*Exercise prompt:* Type out every line below exactly as it reads.

*Input rows:*
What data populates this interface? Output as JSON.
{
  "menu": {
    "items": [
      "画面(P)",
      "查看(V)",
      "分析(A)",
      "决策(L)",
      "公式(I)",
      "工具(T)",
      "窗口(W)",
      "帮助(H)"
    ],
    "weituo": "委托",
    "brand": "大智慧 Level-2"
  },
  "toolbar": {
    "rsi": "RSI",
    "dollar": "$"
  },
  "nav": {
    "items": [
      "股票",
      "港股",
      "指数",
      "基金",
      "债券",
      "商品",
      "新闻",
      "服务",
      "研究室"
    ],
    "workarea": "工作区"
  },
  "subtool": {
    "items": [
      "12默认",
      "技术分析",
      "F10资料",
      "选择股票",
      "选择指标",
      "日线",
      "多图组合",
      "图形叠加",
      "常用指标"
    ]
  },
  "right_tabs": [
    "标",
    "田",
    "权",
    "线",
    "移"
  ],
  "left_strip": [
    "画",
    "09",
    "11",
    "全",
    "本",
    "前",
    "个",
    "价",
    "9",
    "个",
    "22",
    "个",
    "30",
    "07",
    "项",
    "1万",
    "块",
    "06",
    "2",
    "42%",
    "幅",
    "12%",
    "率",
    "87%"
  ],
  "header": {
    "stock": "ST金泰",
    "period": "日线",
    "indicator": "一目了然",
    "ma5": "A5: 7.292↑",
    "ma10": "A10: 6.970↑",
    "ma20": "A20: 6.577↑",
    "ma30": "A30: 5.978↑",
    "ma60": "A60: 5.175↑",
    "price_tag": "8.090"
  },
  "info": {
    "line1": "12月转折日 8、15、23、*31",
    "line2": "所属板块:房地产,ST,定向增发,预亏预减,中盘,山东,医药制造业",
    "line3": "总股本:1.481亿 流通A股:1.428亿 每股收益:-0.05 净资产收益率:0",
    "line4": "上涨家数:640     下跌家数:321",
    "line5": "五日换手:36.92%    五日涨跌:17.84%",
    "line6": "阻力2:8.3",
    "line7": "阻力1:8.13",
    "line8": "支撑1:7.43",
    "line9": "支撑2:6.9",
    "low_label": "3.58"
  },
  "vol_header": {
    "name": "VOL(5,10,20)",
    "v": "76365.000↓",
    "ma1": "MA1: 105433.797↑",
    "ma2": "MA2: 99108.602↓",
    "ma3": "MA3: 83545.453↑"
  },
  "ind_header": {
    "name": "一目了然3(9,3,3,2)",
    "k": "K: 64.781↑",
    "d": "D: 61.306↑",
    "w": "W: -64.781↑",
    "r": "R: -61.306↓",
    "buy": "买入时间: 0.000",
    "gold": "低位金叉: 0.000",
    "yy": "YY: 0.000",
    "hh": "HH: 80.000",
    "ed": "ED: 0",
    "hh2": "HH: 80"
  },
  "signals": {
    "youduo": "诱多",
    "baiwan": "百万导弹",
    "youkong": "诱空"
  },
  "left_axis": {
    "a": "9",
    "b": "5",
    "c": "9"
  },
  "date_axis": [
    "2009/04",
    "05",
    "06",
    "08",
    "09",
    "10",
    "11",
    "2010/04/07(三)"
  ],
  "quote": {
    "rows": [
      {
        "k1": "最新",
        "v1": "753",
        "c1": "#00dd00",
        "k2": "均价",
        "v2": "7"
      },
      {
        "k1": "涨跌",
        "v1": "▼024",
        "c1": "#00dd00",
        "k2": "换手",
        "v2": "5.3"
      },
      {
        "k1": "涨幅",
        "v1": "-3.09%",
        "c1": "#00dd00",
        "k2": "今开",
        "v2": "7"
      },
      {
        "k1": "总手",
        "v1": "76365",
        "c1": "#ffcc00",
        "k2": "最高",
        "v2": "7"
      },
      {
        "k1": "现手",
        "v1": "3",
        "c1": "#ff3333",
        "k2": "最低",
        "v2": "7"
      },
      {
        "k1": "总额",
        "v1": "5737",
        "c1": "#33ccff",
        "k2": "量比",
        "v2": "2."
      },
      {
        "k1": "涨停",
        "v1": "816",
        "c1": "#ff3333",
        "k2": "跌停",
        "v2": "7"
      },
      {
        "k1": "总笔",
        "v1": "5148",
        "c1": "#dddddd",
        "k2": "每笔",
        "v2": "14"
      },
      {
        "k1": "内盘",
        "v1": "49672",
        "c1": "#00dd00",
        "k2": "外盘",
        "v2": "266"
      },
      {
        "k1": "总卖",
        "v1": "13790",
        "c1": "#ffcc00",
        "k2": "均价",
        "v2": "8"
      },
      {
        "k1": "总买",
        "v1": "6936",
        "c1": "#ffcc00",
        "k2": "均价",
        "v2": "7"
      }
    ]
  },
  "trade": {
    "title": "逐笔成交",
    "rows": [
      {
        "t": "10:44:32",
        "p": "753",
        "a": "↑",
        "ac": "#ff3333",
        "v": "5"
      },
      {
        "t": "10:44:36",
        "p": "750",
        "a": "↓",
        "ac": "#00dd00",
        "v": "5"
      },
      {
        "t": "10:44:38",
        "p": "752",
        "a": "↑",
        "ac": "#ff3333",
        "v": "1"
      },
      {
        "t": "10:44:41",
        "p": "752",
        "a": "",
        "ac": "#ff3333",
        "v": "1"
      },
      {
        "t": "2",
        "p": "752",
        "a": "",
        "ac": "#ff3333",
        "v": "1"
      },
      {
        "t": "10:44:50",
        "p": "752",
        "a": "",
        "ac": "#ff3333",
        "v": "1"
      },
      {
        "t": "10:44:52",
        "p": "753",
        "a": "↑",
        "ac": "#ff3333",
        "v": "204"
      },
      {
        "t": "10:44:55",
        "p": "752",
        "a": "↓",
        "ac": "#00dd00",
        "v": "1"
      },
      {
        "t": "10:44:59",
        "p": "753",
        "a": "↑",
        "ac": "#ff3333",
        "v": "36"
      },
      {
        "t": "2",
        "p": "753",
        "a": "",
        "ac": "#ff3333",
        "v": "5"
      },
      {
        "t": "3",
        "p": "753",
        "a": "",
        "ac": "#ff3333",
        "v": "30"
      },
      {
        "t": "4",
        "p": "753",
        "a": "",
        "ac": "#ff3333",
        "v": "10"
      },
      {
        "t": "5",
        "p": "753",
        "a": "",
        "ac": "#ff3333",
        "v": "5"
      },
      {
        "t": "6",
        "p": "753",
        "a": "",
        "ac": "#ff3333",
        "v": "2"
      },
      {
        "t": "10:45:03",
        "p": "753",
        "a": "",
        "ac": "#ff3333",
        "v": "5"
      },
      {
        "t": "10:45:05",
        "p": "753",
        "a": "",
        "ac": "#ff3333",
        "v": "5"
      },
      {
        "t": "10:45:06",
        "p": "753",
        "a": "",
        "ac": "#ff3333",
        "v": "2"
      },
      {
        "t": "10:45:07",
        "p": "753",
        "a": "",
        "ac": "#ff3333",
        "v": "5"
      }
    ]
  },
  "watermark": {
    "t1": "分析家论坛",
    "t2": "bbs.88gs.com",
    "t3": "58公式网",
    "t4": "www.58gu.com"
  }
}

*Answer below:*
What data populates this interface? Output as JSON.
{
  "menu": {
    "items": [
      "画面(P)",
      "查看(V)",
      "分析(A)",
      "决策(L)",
      "公式(I)",
      "工具(T)",
      "窗口(W)",
      "帮助(H)"
    ],
    "weituo": "委托",
    "brand": "大智慧 Level-2"
  },
  "toolbar": {
    "rsi": "RSI",
    "dollar": "$"
  },
  "nav": {
    "items": [
      "股票",
      "港股",
      "指数",
      "基金",
      "债券",
      "商品",
      "新闻",
      "服务",
      "研究室"
    ],
    "workarea": "工作区"
  },
  "subtool": {
    "items": [
      "12默认",
      "技术分析",
      "F10资料",
      "选择股票",
      "选择指标",
      "日线",
      "多图组合",
      "图形叠加",
      "常用指标"
    ]
  },
  "right_tabs": [
    "标",
    "田",
    "权",
    "线",
    "移"
  ],
  "left_strip": [
    "画",
    "09",
    "11",
    "全",
    "本",
    "前",
    "个",
    "价",
    "9",
    "个",
    "22",
    "个",
    "30",
    "07",
    "项",
    "1万",
    "块",
    "06",
    "2",
    "42%",
    "幅",
    "12%",
    "率",
    "87%"
  ],
  "header": {
    "stock": "ST金泰",
    "period": "日线",
    "indicator": "一目了然",
    "ma5": "A5: 7.292↑",
    "ma10": "A10: 6.970↑",
    "ma20": "A20: 6.577↑",
    "ma30": "A30: 5.978↑",
    "ma60": "A60: 5.175↑",
    "price_tag": "8.090"
  },
  "info": {
    "line1": "12月转折日 8、15、23、*31",
    "line2": "所属板块:房地产,ST,定向增发,预亏预减,中盘,山东,医药制造业",
    "line3": "总股本:1.481亿 流通A股:1.428亿 每股收益:-0.05 净资产收益率:0",
    "line4": "上涨家数:640     下跌家数:321",
    "line5": "五日换手:36.92%    五日涨跌:17.84%",
    "line6": "阻力2:8.3",
    "line7": "阻力1:8.13",
    "line8": "支撑1:7.43",
    "line9": "支撑2:6.9",
    "low_label": "3.58"
  },
  "vol_header": {
    "name": "VOL(5,10,20)",
    "v": "76365.000↓",
    "ma1": "MA1: 105433.797↑",
    "ma2": "MA2: 99108.602↓",
    "ma3": "MA3: 83545.453↑"
  },
  "ind_header": {
    "name": "一目了然3(9,3,3,2)",
    "k": "K: 64.781↑",
    "d": "D: 61.306↑",
    "w": "W: -64.781↑",
    "r": "R: -61.306↓",
    "buy": "买入时间: 0.000",
    "gold": "低位金叉: 0.000",
    "yy": "YY: 0.000",
    "hh": "HH: 80.000",
    "ed": "ED: 0",
    "hh2": "HH: 80"
  },
  "signals": {
    "youduo": "诱多",
    "baiwan": "百万导弹",
    "youkong": "诱空"
  },
  "left_axis": {
    "a": "9",
    "b": "5",
    "c": "9"
  },
  "date_axis": [
    "2009/04",
    "05",
    "06",
    "08",
    "09",
    "10",
    "11",
    "2010/04/07(三)"
  ],
  "quote": {
    "rows": [
      {
        "k1": "最新",
        "v1": "753",
        "c1": "#00dd00",
        "k2": "均价",
        "v2": "7"
      },
      {
        "k1": "涨跌",
        "v1": "▼024",
        "c1": "#00dd00",
        "k2": "换手",
        "v2": "5.3"
      },
      {
        "k1": "涨幅",
        "v1": "-3.09%",
        "c1": "#00dd00",
        "k2": "今开",
        "v2": "7"
      },
      {
        "k1": "总手",
        "v1": "76365",
        "c1": "#ffcc00",
        "k2": "最高",
        "v2": "7"
      },
      {
        "k1": "现手",
        "v1": "3",
        "c1": "#ff3333",
        "k2": "最低",
        "v2": "7"
      },
      {
        "k1": "总额",
        "v1": "5737",
        "c1": "#33ccff",
        "k2": "量比",
        "v2": "2."
      },
      {
        "k1": "涨停",
        "v1": "816",
        "c1": "#ff3333",
        "k2": "跌停",
        "v2": "7"
      },
      {
        "k1": "总笔",
        "v1": "5148",
        "c1": "#dddddd",
        "k2": "每笔",
        "v2": "14"
      },
      {
        "k1": "内盘",
        "v1": "49672",
        "c1": "#00dd00",
        "k2": "外盘",
        "v2": "266"
      },
      {
        "k1": "总卖",
        "v1": "13790",
        "c1": "#ffcc00",
        "k2": "均价",
        "v2": "8"
      },
      {
        "k1": "总买",
        "v1": "6936",
        "c1": "#ffcc00",
        "k2": "均价",
        "v2": "7"
      }
    ]
  },
  "trade": {
    "title": "逐笔成交",
    "rows": [
      {
        "t": "10:44:32",
        "p": "753",
        "a": "↑",
        "ac": "#ff3333",
        "v": "5"
      },
      {
        "t": "10:44:36",
        "p": "750",
        "a": "↓",
        "ac": "#00dd00",
        "v": "5"
      },
      {
        "t": "10:44:38",
        "p": "752",
        "a": "↑",
        "ac": "#ff3333",
        "v": "1"
      },
      {
        "t": "10:44:41",
        "p": "752",
        "a": "",
        "ac": "#ff3333",
        "v": "1"
      },
      {
        "t": "2",
        "p": "752",
        "a": "",
        "ac": "#ff3333",
        "v": "1"
      },
      {
        "t": "10:44:50",
        "p": "752",
        "a": "",
        "ac": "#ff3333",
        "v": "1"
      },
      {
        "t": "10:44:52",
        "p": "753",
        "a": "↑",
        "ac": "#ff3333",
        "v": "204"
      },
      {
        "t": "10:44:55",
        "p": "752",
        "a": "↓",
        "ac": "#00dd00",
        "v": "1"
      },
      {
        "t": "10:44:59",
        "p": "753",
        "a": "↑",
        "ac": "#ff3333",
        "v": "36"
      },
      {
        "t": "2",
        "p": "753",
        "a": "",
        "ac": "#ff3333",
        "v": "5"
      },
      {
        "t": "3",
        "p": "753",
        "a": "",
        "ac": "#ff3333",
        "v": "30"
      },
      {
        "t": "4",
        "p": "753",
        "a": "",
        "ac": "#ff3333",
        "v": "10"
      },
      {
        "t": "5",
        "p": "753",
        "a": "",
        "ac": "#ff3333",
        "v": "5"
      },
      {
        "t": "6",
        "p": "753",
        "a": "",
        "ac": "#ff3333",
        "v": "2"
      },
      {
        "t": "10:45:03",
        "p": "753",
        "a": "",
        "ac": "#ff3333",
        "v": "5"
      },
      {
        "t": "10:45:05",
        "p": "753",
        "a": "",
        "ac": "#ff3333",
        "v": "5"
      },
      {
        "t": "10:45:06",
        "p": "753",
        "a": "",
        "ac": "#ff3333",
        "v": "2"
      },
      {
        "t": "10:45:07",
        "p": "753",
        "a": "",
        "ac": "#ff3333",
        "v": "5"
      }
    ]
  },
  "watermark": {
    "t1": "分析家论坛",
    "t2": "bbs.88gs.com",
    "t3": "58公式网",
    "t4": "www.58gu.com"
  }
}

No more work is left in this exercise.